Collection entries:
####

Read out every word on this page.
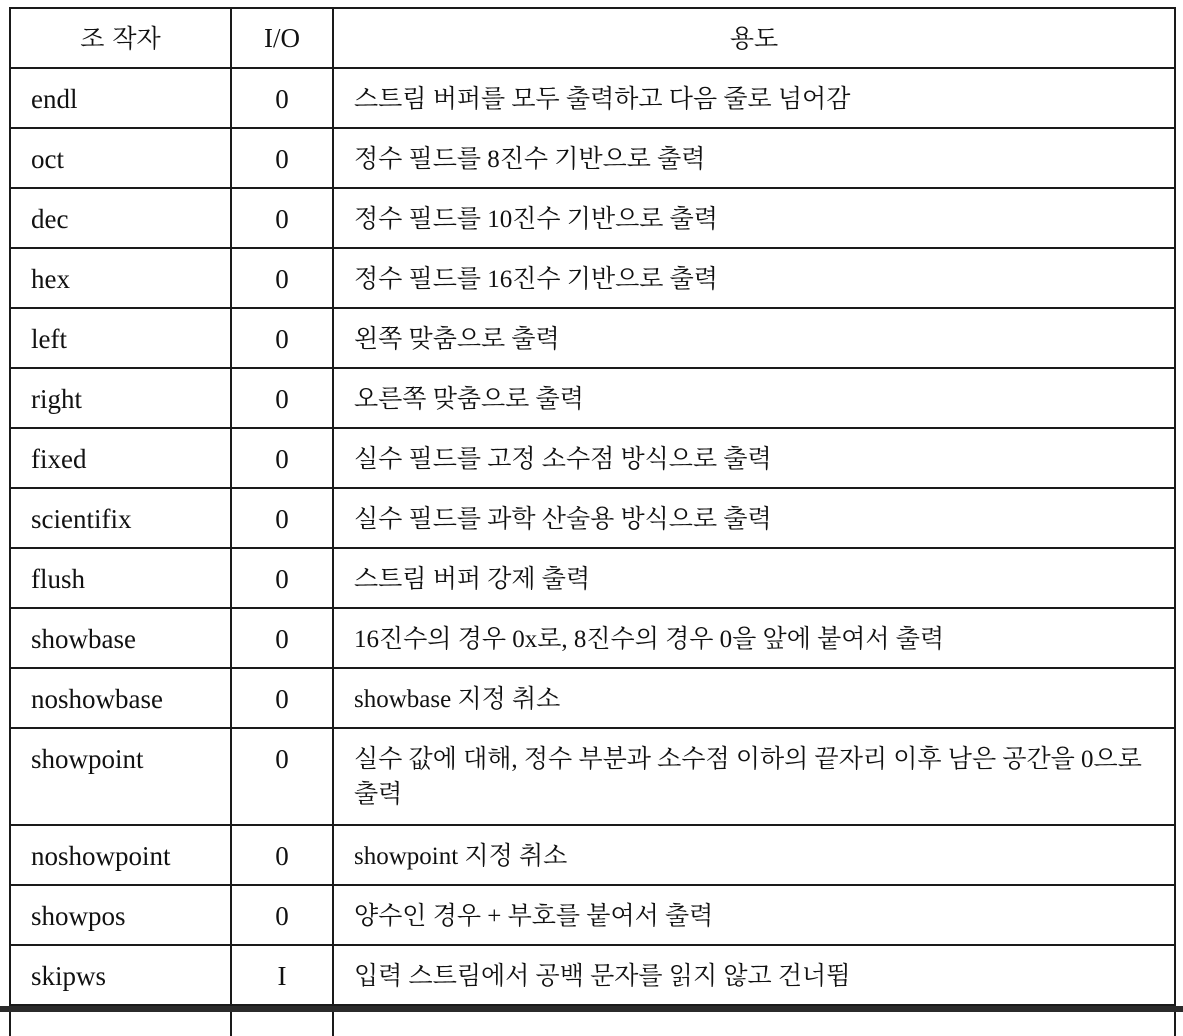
조 작자	I/O	용도

endl	0	스트림 버퍼를 모두 출력하고 다음 줄로 넘어감

oct	0	정수 필드를 8진수 기반으로 출력

dec	0	정수 필드를 10진수 기반으로 출력

hex	0	정수 필드를 16진수 기반으로 출력

left	0	왼쪽 맞춤으로 출력

right	0	오른쪽 맞춤으로 출력

fixed	0	실수 필드를 고정 소수점 방식으로 출력

scientifix	0	실수 필드를 과학 산술용 방식으로 출력

flush	0	스트림 버퍼 강제 출력

showbase	0	16진수의 경우 0x로, 8진수의 경우 0을 앞에 붙여서 출력

noshowbase	0	showbase 지정 취소

showpoint	0	실수 값에 대해, 정수 부분과 소수점 이하의 끝자리 이후 남은 공간을 0으로 출력

noshowpoint	0	showpoint 지정 취소

showpos	0	양수인 경우 + 부호를 붙여서 출력

skipws	I	입력 스트림에서 공백 문자를 읽지 않고 건너뜀
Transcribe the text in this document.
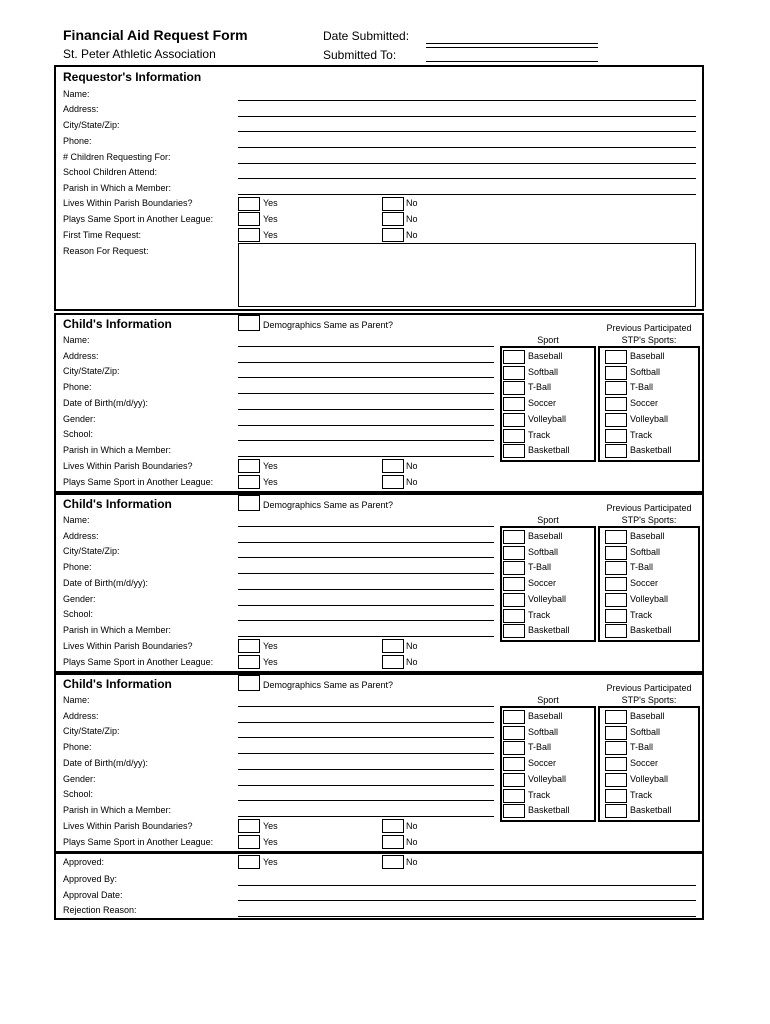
Financial Aid Request Form
St. Peter Athletic Association
Date Submitted:
Submitted To:
Requestor's Information
Name:
Address:
City/State/Zip:
Phone:
# Children Requesting For:
School Children Attend:
Parish in Which a Member:
Lives Within Parish Boundaries?	Yes	No
Plays Same Sport in Another League:	Yes	No
First Time Request:	Yes	No
Reason For Request:
Child's Information	Demographics Same as Parent?
Name:
Address:
City/State/Zip:
Phone:
Date of Birth(m/d/yy):
Gender:
School:
Parish in Which a Member:
Lives Within Parish Boundaries?	Yes	No
Plays Same Sport in Another League:	Yes	No
Sport
Previous Participated
STP's Sports:
Baseball	Baseball
Softball	Softball
T-Ball	T-Ball
Soccer	Soccer
Volleyball	Volleyball
Track	Track
Basketball	Basketball
Child's Information	Demographics Same as Parent?
Name:
Address:
City/State/Zip:
Phone:
Date of Birth(m/d/yy):
Gender:
School:
Parish in Which a Member:
Lives Within Parish Boundaries?	Yes	No
Plays Same Sport in Another League:	Yes	No
Sport
Previous Participated
STP's Sports:
Baseball	Baseball
Softball	Softball
T-Ball	T-Ball
Soccer	Soccer
Volleyball	Volleyball
Track	Track
Basketball	Basketball
Child's Information	Demographics Same as Parent?
Name:
Address:
City/State/Zip:
Phone:
Date of Birth(m/d/yy):
Gender:
School:
Parish in Which a Member:
Lives Within Parish Boundaries?	Yes	No
Plays Same Sport in Another League:	Yes	No
Sport
Previous Participated
STP's Sports:
Baseball	Baseball
Softball	Softball
T-Ball	T-Ball
Soccer	Soccer
Volleyball	Volleyball
Track	Track
Basketball	Basketball
Approved:	Yes	No
Approved By:
Approval Date:
Rejection Reason:
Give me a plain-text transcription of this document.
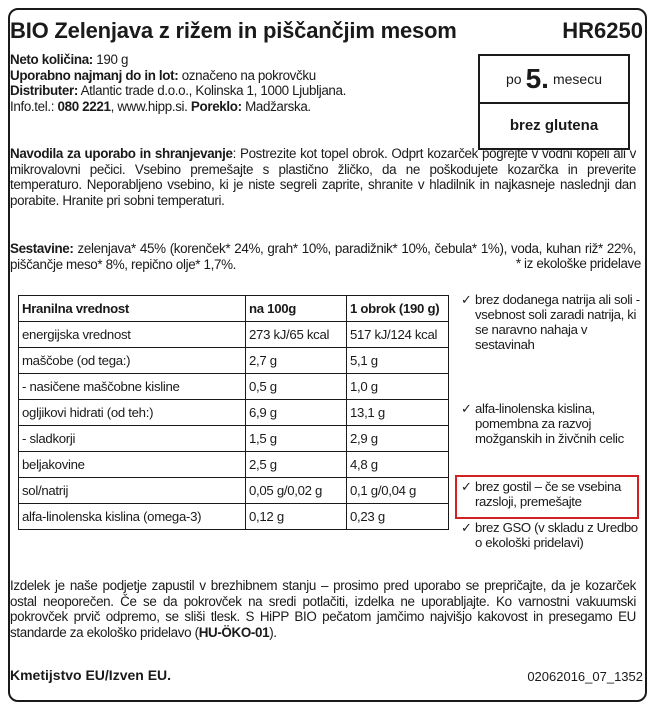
BIO Zelenjava z rižem in piščančjim mesom	HR6250
Neto količina: 190 g
Uporabno najmanj do in lot: označeno na pokrovčku
Distributer: Atlantic trade d.o.o., Kolinska 1, 1000 Ljubljana.
Info.tel.: 080 2221, www.hipp.si. Poreklo: Madžarska.
po 5. mesecu
brez glutena
Navodila za uporabo in shranjevanje: Postrezite kot topel obrok. Odprt kozarček pogrejte v vodni kopeli ali v mikrovalovni pečici. Vsebino premešajte s plastično žličko, da ne poškodujete kozarčka in preverite temperaturo. Neporabljeno vsebino, ki je niste segreli zaprite, shranite v hladilnik in najkasneje naslednji dan porabite. Hranite pri sobni temperaturi.
Sestavine: zelenjava* 45% (korenček* 24%, grah* 10%, paradižnik* 10%, čebula* 1%), voda, kuhan riž* 22%, piščančje meso* 8%, repično olje* 1,7%.	* iz ekološke pridelave
Hranilna vrednost	na 100g	1 obrok (190 g)
energijska vrednost	273 kJ/65 kcal	517 kJ/124 kcal
maščobe (od tega:)	2,7 g	5,1 g
- nasičene maščobne kisline	0,5 g	1,0 g
ogljikovi hidrati (od teh:)	6,9 g	13,1 g
- sladkorji	1,5 g	2,9 g
beljakovine	2,5 g	4,8 g
sol/natrij	0,05 g/0,02 g	0,1 g/0,04 g
alfa-linolenska kislina (omega-3)	0,12 g	0,23 g
✓ brez dodanega natrija ali soli - vsebnost soli zaradi natrija, ki se naravno nahaja v sestavinah
✓ alfa-linolenska kislina, pomembna za razvoj možganskih in živčnih celic
✓ brez gostil – če se vsebina razsloji, premešajte
✓ brez GSO (v skladu z Uredbo o ekološki pridelavi)
Izdelek je naše podjetje zapustil v brezhibnem stanju – prosimo pred uporabo se prepričajte, da je kozarček ostal neoporečen. Če se da pokrovček na sredi potlačiti, izdelka ne uporabljajte. Ko varnostni vakuumski pokrovček prvič odpremo, se sliši tlesk. S HiPP BIO pečatom jamčimo najvišjo kakovost in presegamo EU standarde za ekološko pridelavo (HU-ÖKO-01).
Kmetijstvo EU/Izven EU.	02062016_07_1352
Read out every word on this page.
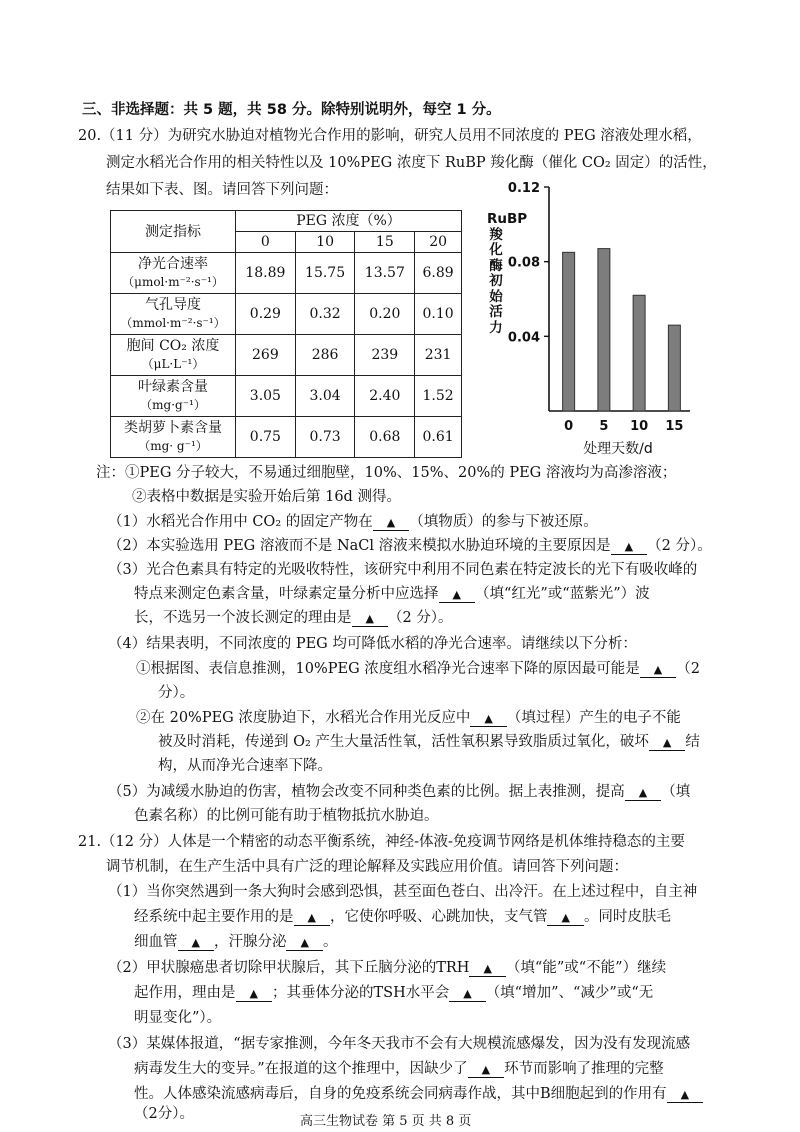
三、非选择题：共 5 题，共 58 分。除特别说明外，每空 1 分。
20.（11 分）为研究水胁迫对植物光合作用的影响，研究人员用不同浓度的 PEG 溶液处理水稻，
测定水稻光合作用的相关特性以及 10%PEG 浓度下 RuBP 羧化酶（催化 CO₂ 固定）的活性，
结果如下表、图。请回答下列问题：
测定指标	PEG 浓度（%）			
	0	10	15	20
净光合速率
（μmol·m⁻²·s⁻¹）	18.89	15.75	13.57	6.89
气孔导度
（mmol·m⁻²·s⁻¹）	0.29	0.32	0.20	0.10
胞间 CO₂ 浓度
（μL·L⁻¹）	269	286	239	231
叶绿素含量
（mg·g⁻¹）	3.05	3.04	2.40	1.52
类胡萝卜素含量
（mg· g⁻¹）	0.75	0.73	0.68	0.61
RuBP羧化酶初始活力
处理天数/d
0.04
0.08
0.12
0 5 10 15
注：①PEG 分子较大，不易通过细胞壁，10%、15%、20%的 PEG 溶液均为高渗溶液；
②表格中数据是实验开始后第 16d 测得。
（1）水稻光合作用中 CO₂ 的固定产物在 ▲ （填物质）的参与下被还原。
（2）本实验选用 PEG 溶液而不是 NaCl 溶液来模拟水胁迫环境的主要原因是 ▲ （2 分）。
（3）光合色素具有特定的光吸收特性，该研究中利用不同色素在特定波长的光下有吸收峰的
特点来测定色素含量，叶绿素定量分析中应选择 ▲ （填“红光”或“蓝紫光”）波
长，不选另一个波长测定的理由是 ▲ （2 分）。
（4）结果表明，不同浓度的 PEG 均可降低水稻的净光合速率。请继续以下分析：
①根据图、表信息推测，10%PEG 浓度组水稻净光合速率下降的原因最可能是 ▲ （2
分）。
②在 20%PEG 浓度胁迫下，水稻光合作用光反应中 ▲ （填过程）产生的电子不能
被及时消耗，传递到 O₂ 产生大量活性氧，活性氧积累导致脂质过氧化，破坏 ▲ 结
构，从而净光合速率下降。
（5）为减缓水胁迫的伤害，植物会改变不同种类色素的比例。据上表推测，提高 ▲ （填
色素名称）的比例可能有助于植物抵抗水胁迫。
21.（12 分）人体是一个精密的动态平衡系统，神经-体液-免疫调节网络是机体维持稳态的主要
调节机制，在生产生活中具有广泛的理论解释及实践应用价值。请回答下列问题：
（1）当你突然遇到一条大狗时会感到恐惧，甚至面色苍白、出冷汗。在上述过程中，自主神
经系统中起主要作用的是 ▲ ，它使你呼吸、心跳加快，支气管 ▲ 。同时皮肤毛
细血管 ▲ ，汗腺分泌 ▲ 。
（2）甲状腺癌患者切除甲状腺后，其下丘脑分泌的TRH ▲ （填“能”或“不能”）继续
起作用，理由是 ▲ ；其垂体分泌的TSH水平会 ▲ （填“增加”、“减少”或“无
明显变化”）。
（3）某媒体报道，“据专家推测，今年冬天我市不会有大规模流感爆发，因为没有发现流感
病毒发生大的变异。”在报道的这个推理中，因缺少了 ▲ 环节而影响了推理的完整
性。人体感染流感病毒后，自身的免疫系统会同病毒作战，其中B细胞起到的作用有 ▲
（2分）。	高三生物试卷 第 5 页 共 8 页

####

→ What the task asks:
In the records above, locate the lines holding the word "vrednost". Copy each of them.

→ Answer below:
Hranilna vrednost	na 100g	1 obrok (190 g)
energijska vrednost	273 kJ/65 kcal	517 kJ/124 kcal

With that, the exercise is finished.